• Aim: Copy the records below exactly, omitting any pictures they contain.

• Records to process:
—————
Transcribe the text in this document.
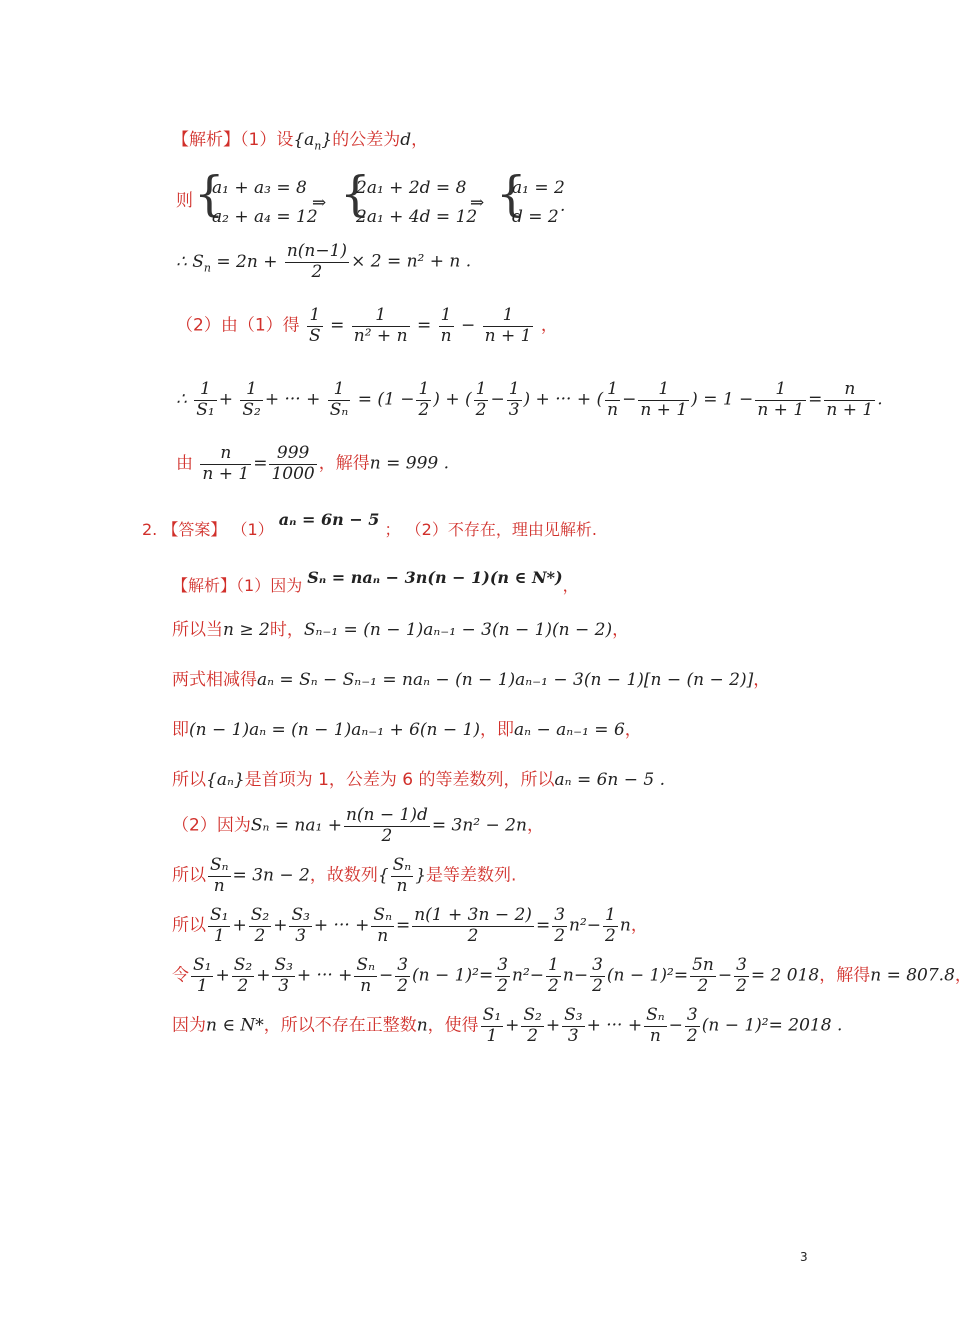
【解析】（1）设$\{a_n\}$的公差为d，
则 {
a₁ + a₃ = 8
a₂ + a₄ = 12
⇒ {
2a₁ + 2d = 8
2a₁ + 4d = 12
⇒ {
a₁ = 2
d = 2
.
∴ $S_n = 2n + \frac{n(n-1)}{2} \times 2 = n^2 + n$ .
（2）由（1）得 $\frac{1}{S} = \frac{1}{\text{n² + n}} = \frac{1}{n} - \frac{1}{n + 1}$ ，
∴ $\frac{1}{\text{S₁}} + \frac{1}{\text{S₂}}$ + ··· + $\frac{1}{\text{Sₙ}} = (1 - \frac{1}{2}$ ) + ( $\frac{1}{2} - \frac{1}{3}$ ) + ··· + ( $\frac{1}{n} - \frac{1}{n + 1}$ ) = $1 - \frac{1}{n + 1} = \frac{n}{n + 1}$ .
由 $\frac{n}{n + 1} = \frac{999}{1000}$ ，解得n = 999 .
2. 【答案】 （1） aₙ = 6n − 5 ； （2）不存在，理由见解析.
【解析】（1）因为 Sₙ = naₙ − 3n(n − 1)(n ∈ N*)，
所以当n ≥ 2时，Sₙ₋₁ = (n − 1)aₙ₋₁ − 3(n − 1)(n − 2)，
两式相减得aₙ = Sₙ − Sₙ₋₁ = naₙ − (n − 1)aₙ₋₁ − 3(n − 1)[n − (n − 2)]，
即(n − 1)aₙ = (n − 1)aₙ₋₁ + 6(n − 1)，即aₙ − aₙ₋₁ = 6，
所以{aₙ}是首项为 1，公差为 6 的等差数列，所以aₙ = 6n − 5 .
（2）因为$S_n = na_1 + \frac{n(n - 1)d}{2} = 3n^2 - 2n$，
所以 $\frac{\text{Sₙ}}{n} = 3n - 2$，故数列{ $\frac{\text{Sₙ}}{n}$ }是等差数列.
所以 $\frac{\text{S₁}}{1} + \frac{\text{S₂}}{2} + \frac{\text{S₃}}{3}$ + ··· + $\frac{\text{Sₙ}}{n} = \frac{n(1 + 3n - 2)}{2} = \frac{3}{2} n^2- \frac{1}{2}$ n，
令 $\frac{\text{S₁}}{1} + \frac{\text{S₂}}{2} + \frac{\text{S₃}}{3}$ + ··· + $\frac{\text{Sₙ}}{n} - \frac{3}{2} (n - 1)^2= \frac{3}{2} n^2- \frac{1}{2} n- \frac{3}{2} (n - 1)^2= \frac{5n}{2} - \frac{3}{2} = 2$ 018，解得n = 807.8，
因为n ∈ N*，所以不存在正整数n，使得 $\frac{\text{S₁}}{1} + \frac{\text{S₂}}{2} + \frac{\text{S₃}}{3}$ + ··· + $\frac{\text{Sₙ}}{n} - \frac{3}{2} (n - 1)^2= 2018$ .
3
—————
• Complete response:
Transcribe the text in this document.
【解析】（1）设$\{a_n\}$的公差为d，
则 {
a₁ + a₃ = 8
a₂ + a₄ = 12
⇒ {
2a₁ + 2d = 8
2a₁ + 4d = 12
⇒ {
a₁ = 2
d = 2
.
∴ $S_n = 2n + \frac{n(n-1)}{2} \times 2 = n^2 + n$ .
（2）由（1）得 $\frac{1}{S} = \frac{1}{\text{n² + n}} = \frac{1}{n} - \frac{1}{n + 1}$ ，
∴ $\frac{1}{\text{S₁}} + \frac{1}{\text{S₂}}$ + ··· + $\frac{1}{\text{Sₙ}} = (1 - \frac{1}{2}$ ) + ( $\frac{1}{2} - \frac{1}{3}$ ) + ··· + ( $\frac{1}{n} - \frac{1}{n + 1}$ ) = $1 - \frac{1}{n + 1} = \frac{n}{n + 1}$ .
由 $\frac{n}{n + 1} = \frac{999}{1000}$ ，解得n = 999 .
2. 【答案】 （1） aₙ = 6n − 5 ； （2）不存在，理由见解析.
【解析】（1）因为 Sₙ = naₙ − 3n(n − 1)(n ∈ N*)，
所以当n ≥ 2时，Sₙ₋₁ = (n − 1)aₙ₋₁ − 3(n − 1)(n − 2)，
两式相减得aₙ = Sₙ − Sₙ₋₁ = naₙ − (n − 1)aₙ₋₁ − 3(n − 1)[n − (n − 2)]，
即(n − 1)aₙ = (n − 1)aₙ₋₁ + 6(n − 1)，即aₙ − aₙ₋₁ = 6，
所以{aₙ}是首项为 1，公差为 6 的等差数列，所以aₙ = 6n − 5 .
（2）因为$S_n = na_1 + \frac{n(n - 1)d}{2} = 3n^2 - 2n$，
所以 $\frac{\text{Sₙ}}{n} = 3n - 2$，故数列{ $\frac{\text{Sₙ}}{n}$ }是等差数列.
所以 $\frac{\text{S₁}}{1} + \frac{\text{S₂}}{2} + \frac{\text{S₃}}{3}$ + ··· + $\frac{\text{Sₙ}}{n} = \frac{n(1 + 3n - 2)}{2} = \frac{3}{2} n^2- \frac{1}{2}$ n，
令 $\frac{\text{S₁}}{1} + \frac{\text{S₂}}{2} + \frac{\text{S₃}}{3}$ + ··· + $\frac{\text{Sₙ}}{n} - \frac{3}{2} (n - 1)^2= \frac{3}{2} n^2- \frac{1}{2} n- \frac{3}{2} (n - 1)^2= \frac{5n}{2} - \frac{3}{2} = 2$ 018，解得n = 807.8，
因为n ∈ N*，所以不存在正整数n，使得 $\frac{\text{S₁}}{1} + \frac{\text{S₂}}{2} + \frac{\text{S₃}}{3}$ + ··· + $\frac{\text{Sₙ}}{n} - \frac{3}{2} (n - 1)^2= 2018$ .
3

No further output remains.